--- start of SOURCE DATA ---
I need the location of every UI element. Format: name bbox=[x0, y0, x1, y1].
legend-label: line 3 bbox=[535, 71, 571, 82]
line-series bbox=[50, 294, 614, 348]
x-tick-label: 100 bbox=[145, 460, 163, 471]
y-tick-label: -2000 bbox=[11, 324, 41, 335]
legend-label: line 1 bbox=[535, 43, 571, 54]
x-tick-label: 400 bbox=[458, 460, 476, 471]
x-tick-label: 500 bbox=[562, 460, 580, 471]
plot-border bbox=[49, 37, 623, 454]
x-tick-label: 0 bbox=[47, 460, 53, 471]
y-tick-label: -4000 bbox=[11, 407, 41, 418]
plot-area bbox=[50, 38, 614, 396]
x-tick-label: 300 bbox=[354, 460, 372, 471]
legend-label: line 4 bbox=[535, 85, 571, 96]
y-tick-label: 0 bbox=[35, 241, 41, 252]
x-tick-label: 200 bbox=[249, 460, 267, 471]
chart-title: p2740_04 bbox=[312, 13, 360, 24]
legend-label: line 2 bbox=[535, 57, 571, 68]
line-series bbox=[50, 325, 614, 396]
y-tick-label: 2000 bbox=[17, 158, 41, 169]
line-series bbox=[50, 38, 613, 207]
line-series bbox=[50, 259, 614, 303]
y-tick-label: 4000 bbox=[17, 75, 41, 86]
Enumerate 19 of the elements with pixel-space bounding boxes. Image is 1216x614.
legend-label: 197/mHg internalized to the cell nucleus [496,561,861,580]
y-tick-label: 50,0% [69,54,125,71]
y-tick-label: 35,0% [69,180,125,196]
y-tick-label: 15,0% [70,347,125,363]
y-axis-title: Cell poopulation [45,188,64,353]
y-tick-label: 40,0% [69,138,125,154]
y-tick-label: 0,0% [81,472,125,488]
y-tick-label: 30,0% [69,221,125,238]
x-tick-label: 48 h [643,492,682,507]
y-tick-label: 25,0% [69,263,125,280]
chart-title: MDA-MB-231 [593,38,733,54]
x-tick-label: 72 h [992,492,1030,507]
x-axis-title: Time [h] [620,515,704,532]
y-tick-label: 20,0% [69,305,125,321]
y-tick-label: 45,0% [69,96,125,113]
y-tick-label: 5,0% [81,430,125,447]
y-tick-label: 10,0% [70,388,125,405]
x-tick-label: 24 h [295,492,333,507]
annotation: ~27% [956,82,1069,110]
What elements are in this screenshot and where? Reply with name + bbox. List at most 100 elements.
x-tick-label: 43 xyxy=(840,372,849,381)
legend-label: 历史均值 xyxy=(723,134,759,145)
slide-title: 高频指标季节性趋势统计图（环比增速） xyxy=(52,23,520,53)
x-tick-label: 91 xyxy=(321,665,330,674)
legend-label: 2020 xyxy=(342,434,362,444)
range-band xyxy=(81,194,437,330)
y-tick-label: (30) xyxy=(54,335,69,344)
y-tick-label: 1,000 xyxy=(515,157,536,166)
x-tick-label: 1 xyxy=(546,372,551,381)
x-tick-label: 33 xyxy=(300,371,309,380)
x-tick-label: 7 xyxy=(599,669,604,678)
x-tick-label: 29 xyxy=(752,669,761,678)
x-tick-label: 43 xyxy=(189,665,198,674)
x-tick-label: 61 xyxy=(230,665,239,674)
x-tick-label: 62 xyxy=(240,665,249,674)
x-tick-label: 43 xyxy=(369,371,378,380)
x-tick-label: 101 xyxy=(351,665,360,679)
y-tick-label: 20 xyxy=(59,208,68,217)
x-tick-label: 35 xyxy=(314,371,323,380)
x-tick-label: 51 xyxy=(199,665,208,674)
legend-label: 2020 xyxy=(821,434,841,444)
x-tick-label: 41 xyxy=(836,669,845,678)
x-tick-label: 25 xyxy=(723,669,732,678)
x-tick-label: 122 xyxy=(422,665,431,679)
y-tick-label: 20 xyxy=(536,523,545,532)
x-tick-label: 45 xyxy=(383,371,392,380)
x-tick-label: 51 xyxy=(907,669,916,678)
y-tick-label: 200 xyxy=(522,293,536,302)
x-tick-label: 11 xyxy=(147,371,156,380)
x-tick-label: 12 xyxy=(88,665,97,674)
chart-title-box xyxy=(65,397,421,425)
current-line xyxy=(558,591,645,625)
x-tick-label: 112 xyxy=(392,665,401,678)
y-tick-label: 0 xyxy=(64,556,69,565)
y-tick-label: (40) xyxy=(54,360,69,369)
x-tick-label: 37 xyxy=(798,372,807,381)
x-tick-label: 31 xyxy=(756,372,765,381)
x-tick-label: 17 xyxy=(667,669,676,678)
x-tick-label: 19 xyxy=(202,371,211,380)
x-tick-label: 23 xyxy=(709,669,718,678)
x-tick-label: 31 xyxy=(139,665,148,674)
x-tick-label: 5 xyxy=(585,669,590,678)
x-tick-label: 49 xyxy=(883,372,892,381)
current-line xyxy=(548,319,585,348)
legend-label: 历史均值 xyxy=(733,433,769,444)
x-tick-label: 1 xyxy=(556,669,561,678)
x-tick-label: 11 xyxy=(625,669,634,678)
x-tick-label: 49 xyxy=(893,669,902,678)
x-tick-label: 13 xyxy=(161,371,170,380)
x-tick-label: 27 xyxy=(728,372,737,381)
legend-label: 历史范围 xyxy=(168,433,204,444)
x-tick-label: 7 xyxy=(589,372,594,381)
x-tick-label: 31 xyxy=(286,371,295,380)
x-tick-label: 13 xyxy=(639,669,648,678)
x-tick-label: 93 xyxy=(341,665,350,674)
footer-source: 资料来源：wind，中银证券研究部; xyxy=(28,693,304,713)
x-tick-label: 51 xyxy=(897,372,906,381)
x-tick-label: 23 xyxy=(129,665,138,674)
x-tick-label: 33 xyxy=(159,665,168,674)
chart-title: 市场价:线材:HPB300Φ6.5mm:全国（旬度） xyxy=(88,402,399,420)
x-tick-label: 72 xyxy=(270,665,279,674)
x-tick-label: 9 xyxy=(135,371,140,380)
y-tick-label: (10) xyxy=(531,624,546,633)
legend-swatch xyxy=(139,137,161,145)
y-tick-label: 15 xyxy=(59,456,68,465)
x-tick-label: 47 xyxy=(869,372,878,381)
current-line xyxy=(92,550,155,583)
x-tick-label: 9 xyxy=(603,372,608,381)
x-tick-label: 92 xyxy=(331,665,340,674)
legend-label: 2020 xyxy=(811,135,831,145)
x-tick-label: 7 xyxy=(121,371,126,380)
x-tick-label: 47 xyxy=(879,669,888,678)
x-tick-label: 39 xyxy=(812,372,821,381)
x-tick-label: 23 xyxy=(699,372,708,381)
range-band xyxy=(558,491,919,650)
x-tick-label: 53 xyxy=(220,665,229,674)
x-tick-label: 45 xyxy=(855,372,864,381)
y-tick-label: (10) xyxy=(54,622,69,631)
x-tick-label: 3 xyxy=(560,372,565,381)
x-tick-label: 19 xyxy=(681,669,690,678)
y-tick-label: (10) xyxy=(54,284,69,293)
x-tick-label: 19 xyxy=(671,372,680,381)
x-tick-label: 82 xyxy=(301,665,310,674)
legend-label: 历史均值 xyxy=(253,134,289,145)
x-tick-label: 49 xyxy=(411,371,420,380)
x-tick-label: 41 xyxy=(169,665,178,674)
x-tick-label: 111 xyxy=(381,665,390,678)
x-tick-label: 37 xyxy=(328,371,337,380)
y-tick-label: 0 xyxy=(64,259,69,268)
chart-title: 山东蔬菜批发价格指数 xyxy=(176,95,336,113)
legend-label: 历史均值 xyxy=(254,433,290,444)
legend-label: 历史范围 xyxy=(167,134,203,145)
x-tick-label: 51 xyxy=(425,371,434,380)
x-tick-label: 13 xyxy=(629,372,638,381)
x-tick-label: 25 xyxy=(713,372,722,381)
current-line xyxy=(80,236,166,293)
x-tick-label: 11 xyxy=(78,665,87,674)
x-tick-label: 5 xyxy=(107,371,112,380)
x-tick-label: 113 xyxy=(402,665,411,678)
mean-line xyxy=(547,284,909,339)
--- end of SOURCE DATA ---
◆ STATED EXERCISE ◆
Retype the items exactly, from the first line through the line containing "x-tick-label: 400 bbox=[458, 460, 476, 471]", inclusive.

◆ ANSWER FOR THE TASK ◆
I need the location of every UI element. Format: name bbox=[x0, y0, x1, y1].
legend-label: line 3 bbox=[535, 71, 571, 82]
line-series bbox=[50, 294, 614, 348]
x-tick-label: 100 bbox=[145, 460, 163, 471]
y-tick-label: -2000 bbox=[11, 324, 41, 335]
legend-label: line 1 bbox=[535, 43, 571, 54]
x-tick-label: 400 bbox=[458, 460, 476, 471]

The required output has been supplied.